Part of a data file.
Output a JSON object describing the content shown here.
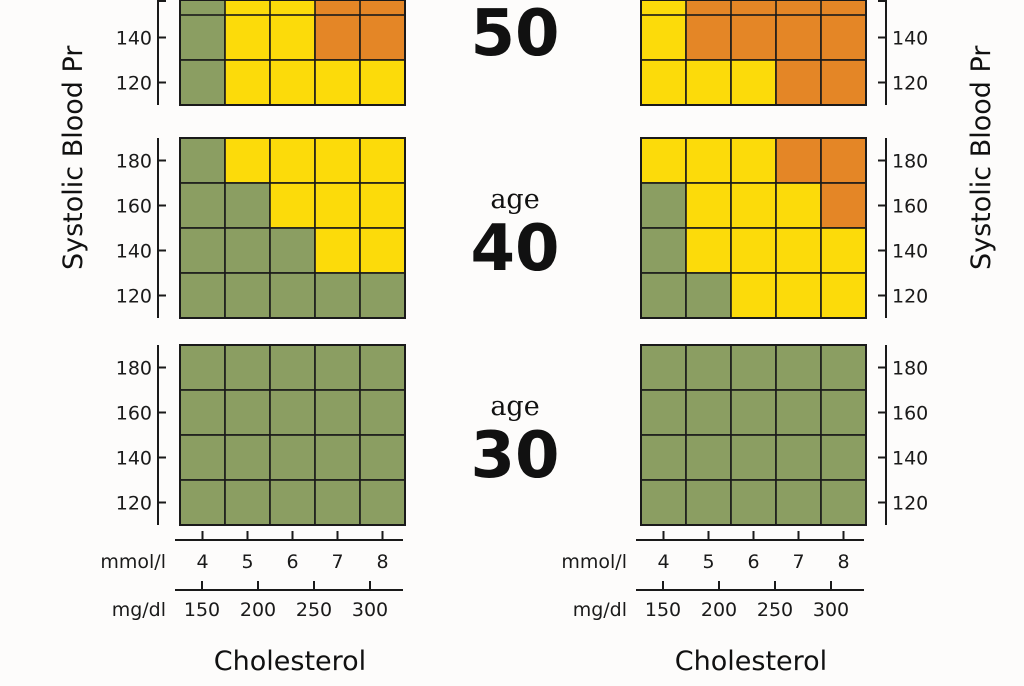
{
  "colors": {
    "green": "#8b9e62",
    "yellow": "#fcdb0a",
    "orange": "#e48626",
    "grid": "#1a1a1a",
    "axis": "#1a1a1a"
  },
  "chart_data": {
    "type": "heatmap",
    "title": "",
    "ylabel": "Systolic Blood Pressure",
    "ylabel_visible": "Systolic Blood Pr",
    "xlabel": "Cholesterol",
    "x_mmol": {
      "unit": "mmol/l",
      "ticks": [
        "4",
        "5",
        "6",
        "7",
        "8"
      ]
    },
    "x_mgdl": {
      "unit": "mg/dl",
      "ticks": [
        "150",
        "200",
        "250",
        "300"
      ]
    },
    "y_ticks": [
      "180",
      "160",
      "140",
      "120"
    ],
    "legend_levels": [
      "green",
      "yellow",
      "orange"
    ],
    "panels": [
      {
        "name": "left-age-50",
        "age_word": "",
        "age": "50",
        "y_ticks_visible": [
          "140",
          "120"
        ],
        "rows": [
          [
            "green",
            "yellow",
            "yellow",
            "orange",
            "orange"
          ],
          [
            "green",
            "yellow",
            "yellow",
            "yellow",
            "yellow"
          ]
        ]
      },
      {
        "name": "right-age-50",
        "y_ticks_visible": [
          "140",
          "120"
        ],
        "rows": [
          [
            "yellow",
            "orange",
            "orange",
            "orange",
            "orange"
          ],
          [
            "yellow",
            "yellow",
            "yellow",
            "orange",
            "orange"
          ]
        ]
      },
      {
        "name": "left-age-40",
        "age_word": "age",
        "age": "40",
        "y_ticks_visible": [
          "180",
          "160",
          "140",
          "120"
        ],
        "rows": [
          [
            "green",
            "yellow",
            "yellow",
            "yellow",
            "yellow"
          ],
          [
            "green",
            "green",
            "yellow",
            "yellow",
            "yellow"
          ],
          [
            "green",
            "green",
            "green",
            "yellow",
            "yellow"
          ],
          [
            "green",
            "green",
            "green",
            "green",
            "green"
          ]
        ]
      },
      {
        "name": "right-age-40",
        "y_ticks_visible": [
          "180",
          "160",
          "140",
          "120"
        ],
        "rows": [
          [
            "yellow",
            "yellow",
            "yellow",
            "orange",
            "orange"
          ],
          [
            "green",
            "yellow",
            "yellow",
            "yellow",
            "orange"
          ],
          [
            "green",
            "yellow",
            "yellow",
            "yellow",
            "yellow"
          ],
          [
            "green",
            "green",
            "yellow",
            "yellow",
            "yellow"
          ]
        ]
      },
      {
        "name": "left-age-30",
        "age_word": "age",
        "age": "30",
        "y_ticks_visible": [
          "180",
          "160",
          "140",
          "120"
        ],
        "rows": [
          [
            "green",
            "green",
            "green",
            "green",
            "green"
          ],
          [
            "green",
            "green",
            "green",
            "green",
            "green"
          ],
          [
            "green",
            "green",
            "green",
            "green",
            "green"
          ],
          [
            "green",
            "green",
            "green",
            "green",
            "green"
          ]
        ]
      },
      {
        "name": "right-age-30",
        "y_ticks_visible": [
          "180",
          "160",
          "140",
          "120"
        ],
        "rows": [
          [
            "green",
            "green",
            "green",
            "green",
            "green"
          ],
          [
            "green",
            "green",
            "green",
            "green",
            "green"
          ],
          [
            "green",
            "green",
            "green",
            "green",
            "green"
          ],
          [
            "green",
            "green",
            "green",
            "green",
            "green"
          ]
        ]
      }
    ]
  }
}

* * *

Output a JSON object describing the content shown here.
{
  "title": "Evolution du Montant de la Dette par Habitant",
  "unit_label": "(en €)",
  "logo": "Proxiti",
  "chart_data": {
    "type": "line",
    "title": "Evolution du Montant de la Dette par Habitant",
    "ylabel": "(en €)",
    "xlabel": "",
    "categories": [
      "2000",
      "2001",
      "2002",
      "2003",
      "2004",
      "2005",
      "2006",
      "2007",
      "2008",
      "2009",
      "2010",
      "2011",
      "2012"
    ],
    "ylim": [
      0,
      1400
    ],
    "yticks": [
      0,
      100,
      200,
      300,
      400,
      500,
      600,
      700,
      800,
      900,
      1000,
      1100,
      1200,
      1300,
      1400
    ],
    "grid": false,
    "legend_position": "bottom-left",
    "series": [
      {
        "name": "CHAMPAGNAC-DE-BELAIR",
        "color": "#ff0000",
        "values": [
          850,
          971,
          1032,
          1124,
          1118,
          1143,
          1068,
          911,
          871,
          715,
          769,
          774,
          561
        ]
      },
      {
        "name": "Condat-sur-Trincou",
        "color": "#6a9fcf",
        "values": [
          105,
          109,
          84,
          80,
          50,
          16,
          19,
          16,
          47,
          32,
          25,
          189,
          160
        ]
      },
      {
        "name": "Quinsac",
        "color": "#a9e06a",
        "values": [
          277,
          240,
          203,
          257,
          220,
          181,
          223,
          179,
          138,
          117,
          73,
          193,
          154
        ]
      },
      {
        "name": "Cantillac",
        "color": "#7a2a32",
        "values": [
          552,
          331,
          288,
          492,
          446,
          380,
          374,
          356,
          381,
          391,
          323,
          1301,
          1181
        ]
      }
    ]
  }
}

* * *

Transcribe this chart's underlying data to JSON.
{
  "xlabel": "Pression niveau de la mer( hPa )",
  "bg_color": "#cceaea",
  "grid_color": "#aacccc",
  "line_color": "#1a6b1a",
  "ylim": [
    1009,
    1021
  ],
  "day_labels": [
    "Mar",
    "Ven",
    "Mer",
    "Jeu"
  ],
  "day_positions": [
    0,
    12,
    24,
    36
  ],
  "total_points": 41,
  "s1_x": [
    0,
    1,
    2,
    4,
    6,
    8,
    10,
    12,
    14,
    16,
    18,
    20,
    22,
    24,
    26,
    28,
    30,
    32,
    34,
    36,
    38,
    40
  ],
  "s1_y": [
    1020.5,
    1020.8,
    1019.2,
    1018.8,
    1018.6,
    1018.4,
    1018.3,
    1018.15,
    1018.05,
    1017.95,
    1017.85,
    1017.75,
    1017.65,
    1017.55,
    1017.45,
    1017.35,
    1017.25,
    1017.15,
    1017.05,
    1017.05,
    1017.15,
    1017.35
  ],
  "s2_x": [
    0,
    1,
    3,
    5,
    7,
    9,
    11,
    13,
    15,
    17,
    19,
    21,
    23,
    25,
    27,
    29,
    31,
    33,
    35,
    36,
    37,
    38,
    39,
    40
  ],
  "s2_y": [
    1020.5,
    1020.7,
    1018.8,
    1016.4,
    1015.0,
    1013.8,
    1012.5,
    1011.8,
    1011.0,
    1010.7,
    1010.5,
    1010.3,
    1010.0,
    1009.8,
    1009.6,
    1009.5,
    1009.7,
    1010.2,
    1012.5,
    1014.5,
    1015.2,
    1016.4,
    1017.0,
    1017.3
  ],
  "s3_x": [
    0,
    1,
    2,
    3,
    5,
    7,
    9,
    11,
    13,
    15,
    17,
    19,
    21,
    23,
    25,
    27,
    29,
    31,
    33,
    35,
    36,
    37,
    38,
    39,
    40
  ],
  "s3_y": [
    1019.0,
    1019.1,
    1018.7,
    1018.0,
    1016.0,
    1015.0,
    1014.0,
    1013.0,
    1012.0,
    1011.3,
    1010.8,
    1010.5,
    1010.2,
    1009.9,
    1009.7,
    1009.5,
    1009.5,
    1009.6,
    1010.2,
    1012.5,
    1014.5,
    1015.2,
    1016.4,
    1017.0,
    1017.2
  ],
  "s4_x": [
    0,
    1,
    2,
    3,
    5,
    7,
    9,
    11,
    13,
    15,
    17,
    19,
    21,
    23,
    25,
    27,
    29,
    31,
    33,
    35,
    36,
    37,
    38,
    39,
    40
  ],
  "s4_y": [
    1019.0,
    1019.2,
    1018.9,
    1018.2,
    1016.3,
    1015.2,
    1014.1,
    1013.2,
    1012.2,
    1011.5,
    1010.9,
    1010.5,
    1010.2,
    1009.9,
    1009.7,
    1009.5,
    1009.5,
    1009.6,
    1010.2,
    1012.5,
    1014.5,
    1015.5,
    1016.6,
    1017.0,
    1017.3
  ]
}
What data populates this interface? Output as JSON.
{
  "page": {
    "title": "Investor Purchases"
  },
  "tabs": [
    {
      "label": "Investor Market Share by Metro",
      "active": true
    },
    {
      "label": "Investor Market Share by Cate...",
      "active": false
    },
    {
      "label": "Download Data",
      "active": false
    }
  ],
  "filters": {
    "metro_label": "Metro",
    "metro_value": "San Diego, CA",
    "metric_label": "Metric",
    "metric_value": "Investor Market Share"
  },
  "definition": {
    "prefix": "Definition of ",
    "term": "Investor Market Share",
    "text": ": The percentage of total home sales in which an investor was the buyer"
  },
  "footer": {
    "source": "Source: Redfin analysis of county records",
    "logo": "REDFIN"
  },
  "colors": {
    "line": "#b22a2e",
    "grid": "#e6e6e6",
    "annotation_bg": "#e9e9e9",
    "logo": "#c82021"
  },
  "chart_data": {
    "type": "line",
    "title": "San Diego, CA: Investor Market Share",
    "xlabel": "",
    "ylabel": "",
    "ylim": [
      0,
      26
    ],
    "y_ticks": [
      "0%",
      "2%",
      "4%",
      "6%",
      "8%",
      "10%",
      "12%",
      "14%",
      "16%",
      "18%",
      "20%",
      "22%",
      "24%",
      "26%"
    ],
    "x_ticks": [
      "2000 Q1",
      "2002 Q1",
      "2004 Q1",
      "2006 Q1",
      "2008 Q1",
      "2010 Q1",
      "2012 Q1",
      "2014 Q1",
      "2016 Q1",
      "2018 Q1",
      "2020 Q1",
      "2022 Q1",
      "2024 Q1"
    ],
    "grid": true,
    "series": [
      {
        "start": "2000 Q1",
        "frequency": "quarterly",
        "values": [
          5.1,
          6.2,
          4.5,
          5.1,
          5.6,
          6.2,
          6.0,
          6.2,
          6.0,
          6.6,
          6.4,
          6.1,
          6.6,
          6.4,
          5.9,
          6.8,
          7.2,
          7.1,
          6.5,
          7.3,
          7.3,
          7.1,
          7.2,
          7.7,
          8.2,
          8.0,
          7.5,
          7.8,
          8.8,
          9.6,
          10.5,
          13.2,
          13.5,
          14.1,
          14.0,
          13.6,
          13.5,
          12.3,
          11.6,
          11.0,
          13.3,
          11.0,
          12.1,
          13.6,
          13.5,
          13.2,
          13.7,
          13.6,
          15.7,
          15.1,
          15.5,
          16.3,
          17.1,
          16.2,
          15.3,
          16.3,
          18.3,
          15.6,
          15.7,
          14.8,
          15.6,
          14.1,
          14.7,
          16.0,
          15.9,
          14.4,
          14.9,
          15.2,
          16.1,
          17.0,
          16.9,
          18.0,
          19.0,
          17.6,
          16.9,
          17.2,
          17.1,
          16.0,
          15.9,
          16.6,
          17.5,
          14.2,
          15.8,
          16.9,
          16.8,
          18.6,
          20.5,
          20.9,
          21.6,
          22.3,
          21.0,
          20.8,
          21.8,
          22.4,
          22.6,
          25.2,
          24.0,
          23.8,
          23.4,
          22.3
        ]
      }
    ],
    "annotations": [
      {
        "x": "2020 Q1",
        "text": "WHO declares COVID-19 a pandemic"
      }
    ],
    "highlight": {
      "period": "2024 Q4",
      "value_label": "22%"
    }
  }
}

Goal.
Track down all lines above with the string "this" and copy them.

The response.
Transcribe this chart's underlying data to JSON.
What data populates this interface? Output as JSON.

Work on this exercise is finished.